- **STATED PROBLEM**:
Find the string "variety" in the listing and report every line that has it.
• • • • • • •
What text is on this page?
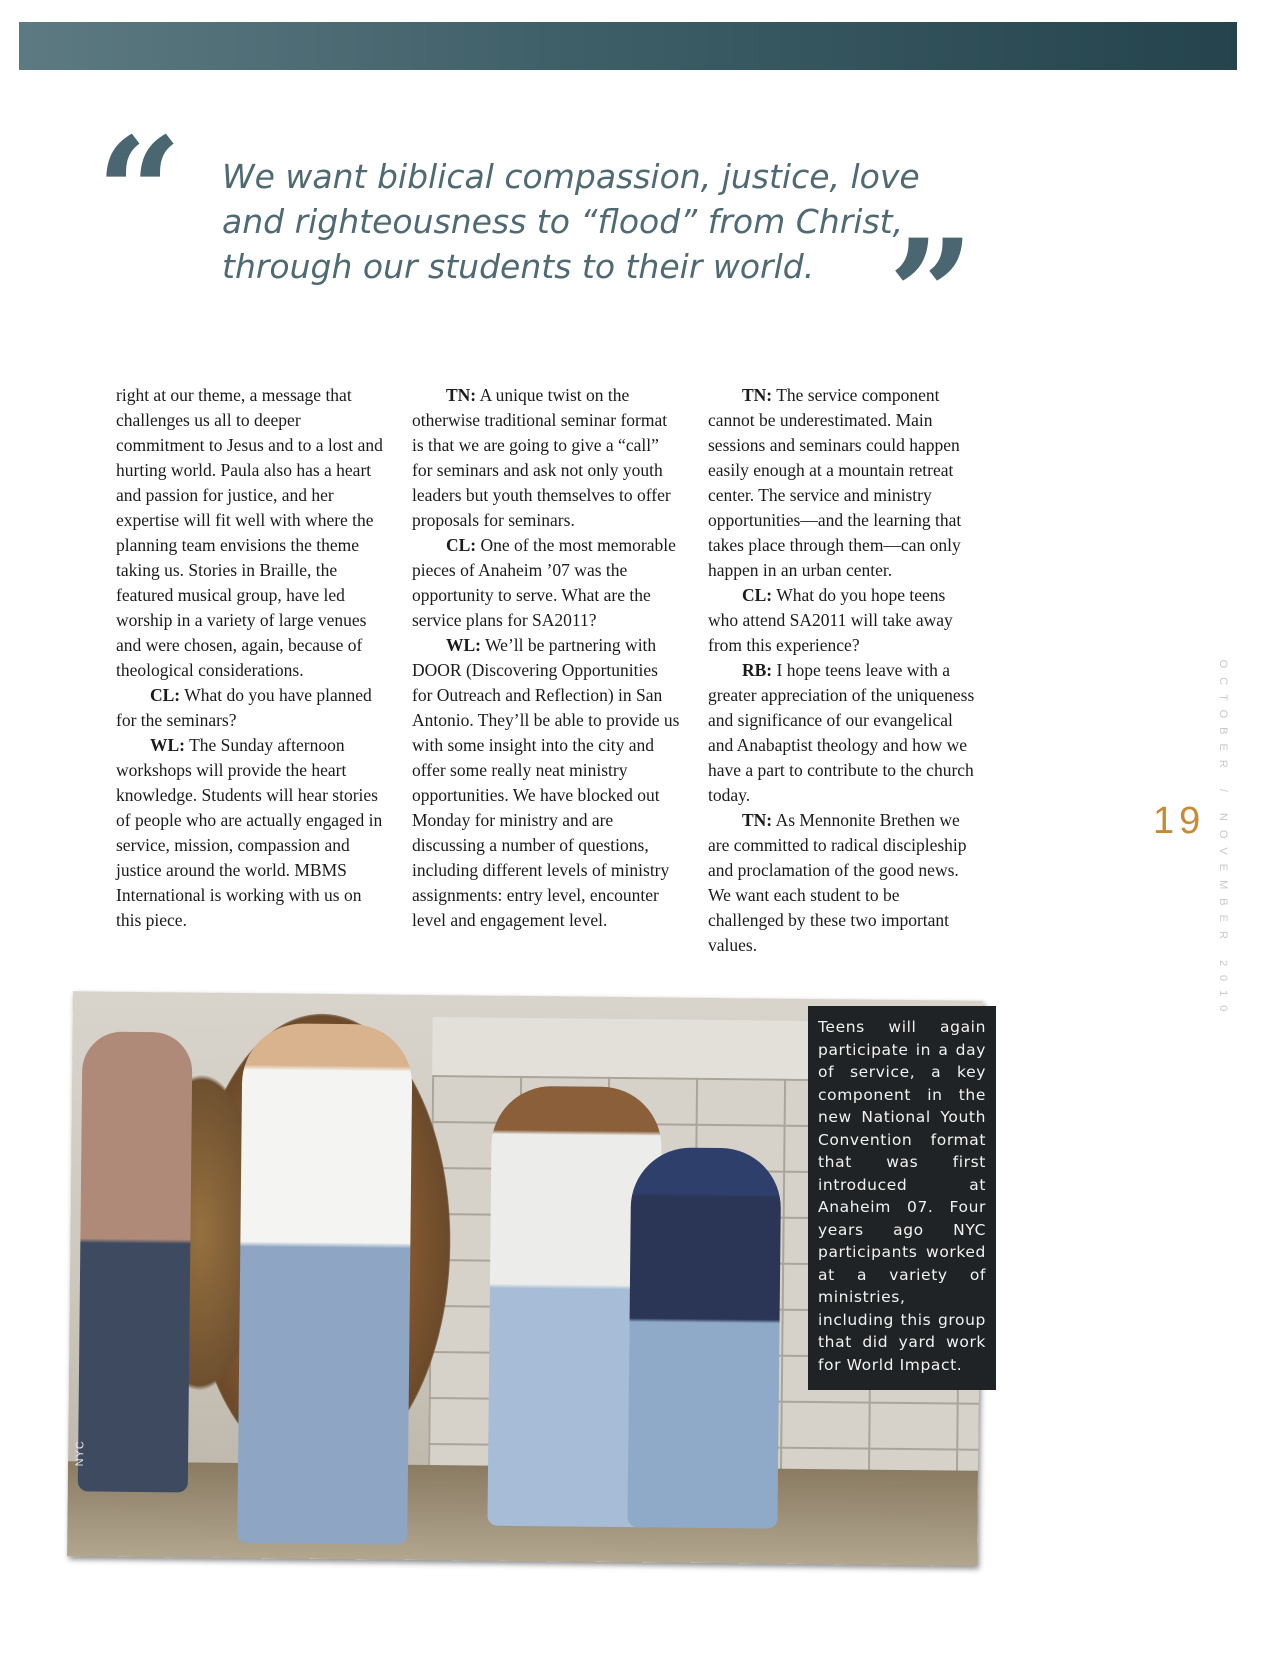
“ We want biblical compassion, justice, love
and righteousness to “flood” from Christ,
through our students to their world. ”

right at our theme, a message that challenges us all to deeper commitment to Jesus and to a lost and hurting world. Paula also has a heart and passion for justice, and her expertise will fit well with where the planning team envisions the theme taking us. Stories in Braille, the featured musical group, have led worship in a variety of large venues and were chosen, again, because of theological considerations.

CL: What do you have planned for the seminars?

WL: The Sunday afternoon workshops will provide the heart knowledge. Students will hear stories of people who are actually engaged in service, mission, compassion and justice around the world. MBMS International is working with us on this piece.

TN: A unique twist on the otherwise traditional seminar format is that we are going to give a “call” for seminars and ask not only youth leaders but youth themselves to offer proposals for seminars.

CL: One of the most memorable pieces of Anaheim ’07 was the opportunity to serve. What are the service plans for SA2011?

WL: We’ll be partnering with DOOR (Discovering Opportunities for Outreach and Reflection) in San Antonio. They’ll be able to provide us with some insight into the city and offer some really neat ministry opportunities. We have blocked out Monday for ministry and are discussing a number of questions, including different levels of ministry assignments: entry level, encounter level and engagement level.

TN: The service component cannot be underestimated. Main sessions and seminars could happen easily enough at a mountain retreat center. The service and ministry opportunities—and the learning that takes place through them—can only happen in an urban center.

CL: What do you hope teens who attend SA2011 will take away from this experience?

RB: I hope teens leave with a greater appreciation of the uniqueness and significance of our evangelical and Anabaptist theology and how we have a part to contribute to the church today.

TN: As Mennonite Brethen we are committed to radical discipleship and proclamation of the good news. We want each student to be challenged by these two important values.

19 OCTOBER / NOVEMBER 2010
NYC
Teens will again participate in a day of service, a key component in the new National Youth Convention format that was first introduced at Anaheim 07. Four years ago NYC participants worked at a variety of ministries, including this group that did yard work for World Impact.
• • • • • • •
- **SOLUTION FOR THIS PROBLEM**:
right at our theme, a message that challenges us all to deeper commitment to Jesus and to a lost and hurting world. Paula also has a heart and passion for justice, and her expertise will fit well with where the planning team envisions the theme taking us. Stories in Braille, the featured musical group, have led worship in a variety of large venues and were chosen, again, because of theological considerations.
Teens will again participate in a day of service, a key component in the new National Youth Convention format that was first introduced at Anaheim 07. Four years ago NYC participants worked at a variety of ministries, including this group that did yard work for World Impact.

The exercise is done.